Search the material for the string "Safft", then return every line where it is found.

┌─ Supplied entries

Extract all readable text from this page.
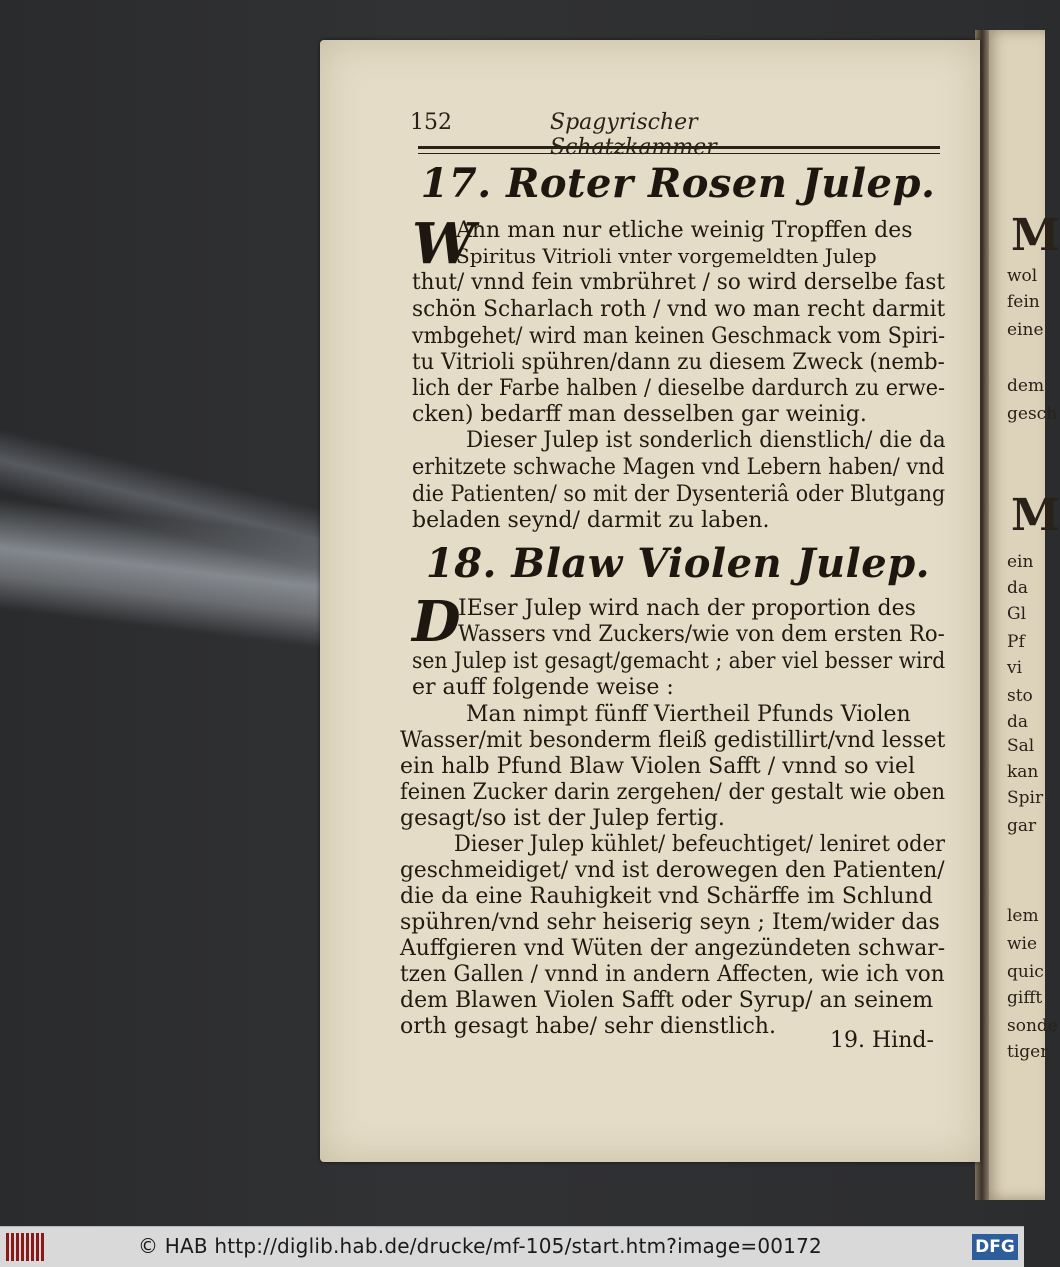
M
wol
fein
eine
dem
gesch
M
ein
da
Gl
Pf
vi
sto
da
Sal
kan
Spir
gar
lem
wie
quic
gifft
sonde
tiger
152	Spagyrischer Schatzkammer
17. Roter Rosen Julep.
W
Ann man nur etliche weinig Tropffen des
Spiritus Vitrioli vnter vorgemeldten Julep
thut/ vnnd fein vmbrühret / so wird derselbe fast
schön Scharlach roth / vnd wo man recht darmit
vmbgehet/ wird man keinen Geschmack vom Spiri-
tu Vitrioli spühren/dann zu diesem Zweck (nemb-
lich der Farbe halben / dieselbe dardurch zu erwe-
cken) bedarff man desselben gar weinig.
Dieser Julep ist sonderlich dienstlich/ die da
erhitzete schwache Magen vnd Lebern haben/ vnd
die Patienten/ so mit der Dysenteriâ oder Blutgang
beladen seynd/ darmit zu laben.
18. Blaw Violen Julep.
D
IEser Julep wird nach der proportion des
Wassers vnd Zuckers/wie von dem ersten Ro-
sen Julep ist gesagt/gemacht ; aber viel besser wird
er auff folgende weise :
Man nimpt fünff Viertheil Pfunds Violen
Wasser/mit besonderm fleiß gedistillirt/vnd lesset
ein halb Pfund Blaw Violen Safft / vnnd so viel
feinen Zucker darin zergehen/ der gestalt wie oben
gesagt/so ist der Julep fertig.
Dieser Julep kühlet/ befeuchtiget/ leniret oder
geschmeidiget/ vnd ist derowegen den Patienten/
die da eine Rauhigkeit vnd Schärffe im Schlund
spühren/vnd sehr heiserig seyn ; Item/wider das
Auffgieren vnd Wüten der angezündeten schwar-
tzen Gallen / vnnd in andern Affecten, wie ich von
dem Blawen Violen Safft oder Syrup/ an seinem
orth gesagt habe/ sehr dienstlich.
19. Hind-
© HAB http://diglib.hab.de/drucke/mf-105/start.htm?image=00172	DFG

└─

▸ **Right answer**
ein halb Pfund Blaw Violen Safft / vnnd so viel
dem Blawen Violen Safft oder Syrup/ an seinem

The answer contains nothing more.